(Stored items from a collection)
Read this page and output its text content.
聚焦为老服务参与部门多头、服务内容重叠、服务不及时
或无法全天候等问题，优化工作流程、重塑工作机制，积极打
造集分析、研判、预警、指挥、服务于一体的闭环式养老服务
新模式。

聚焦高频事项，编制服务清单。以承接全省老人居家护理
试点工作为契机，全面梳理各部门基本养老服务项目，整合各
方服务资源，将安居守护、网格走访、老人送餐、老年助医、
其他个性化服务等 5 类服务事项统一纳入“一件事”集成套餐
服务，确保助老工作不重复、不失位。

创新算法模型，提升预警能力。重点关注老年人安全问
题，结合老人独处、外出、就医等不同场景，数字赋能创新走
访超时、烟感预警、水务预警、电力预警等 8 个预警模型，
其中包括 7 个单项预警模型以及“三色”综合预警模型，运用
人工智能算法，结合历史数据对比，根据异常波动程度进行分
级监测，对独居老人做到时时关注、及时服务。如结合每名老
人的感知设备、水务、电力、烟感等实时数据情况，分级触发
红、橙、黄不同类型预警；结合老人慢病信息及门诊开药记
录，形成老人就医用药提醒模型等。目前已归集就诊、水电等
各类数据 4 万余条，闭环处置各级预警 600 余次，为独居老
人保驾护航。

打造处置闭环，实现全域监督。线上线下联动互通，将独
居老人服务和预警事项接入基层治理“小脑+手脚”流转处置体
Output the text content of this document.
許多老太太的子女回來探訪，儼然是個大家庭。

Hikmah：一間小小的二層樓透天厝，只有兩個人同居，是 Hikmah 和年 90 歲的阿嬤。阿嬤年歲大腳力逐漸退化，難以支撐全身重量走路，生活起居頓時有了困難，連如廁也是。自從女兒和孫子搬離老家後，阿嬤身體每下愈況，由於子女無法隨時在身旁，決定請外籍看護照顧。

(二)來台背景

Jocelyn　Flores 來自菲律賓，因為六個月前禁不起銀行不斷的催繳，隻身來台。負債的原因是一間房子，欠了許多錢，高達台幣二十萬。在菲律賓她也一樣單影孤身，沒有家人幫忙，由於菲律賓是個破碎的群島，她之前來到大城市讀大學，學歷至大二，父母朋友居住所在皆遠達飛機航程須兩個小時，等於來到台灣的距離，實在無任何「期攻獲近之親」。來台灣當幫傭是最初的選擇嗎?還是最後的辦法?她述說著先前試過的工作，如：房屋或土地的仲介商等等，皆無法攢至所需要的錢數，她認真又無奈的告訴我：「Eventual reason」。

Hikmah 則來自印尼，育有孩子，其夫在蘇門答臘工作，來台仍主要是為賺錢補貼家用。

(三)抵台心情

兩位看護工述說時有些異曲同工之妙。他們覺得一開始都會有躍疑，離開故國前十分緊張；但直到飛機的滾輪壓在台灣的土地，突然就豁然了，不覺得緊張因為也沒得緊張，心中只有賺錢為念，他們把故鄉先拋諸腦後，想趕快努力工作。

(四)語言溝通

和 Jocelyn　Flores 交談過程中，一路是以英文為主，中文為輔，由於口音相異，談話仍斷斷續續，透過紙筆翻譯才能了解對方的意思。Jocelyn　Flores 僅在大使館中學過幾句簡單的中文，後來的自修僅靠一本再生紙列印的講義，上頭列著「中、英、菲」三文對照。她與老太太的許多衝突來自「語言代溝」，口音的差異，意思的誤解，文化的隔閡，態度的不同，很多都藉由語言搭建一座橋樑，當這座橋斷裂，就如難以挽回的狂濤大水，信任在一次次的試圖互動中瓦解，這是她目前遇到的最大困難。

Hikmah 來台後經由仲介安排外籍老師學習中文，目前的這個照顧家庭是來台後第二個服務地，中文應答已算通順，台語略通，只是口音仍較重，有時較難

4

* Work to be completed
Where a line above contains the string "text", copy that line.

* Completed exercise
Read this page and output its text content.
Output the text content of this document.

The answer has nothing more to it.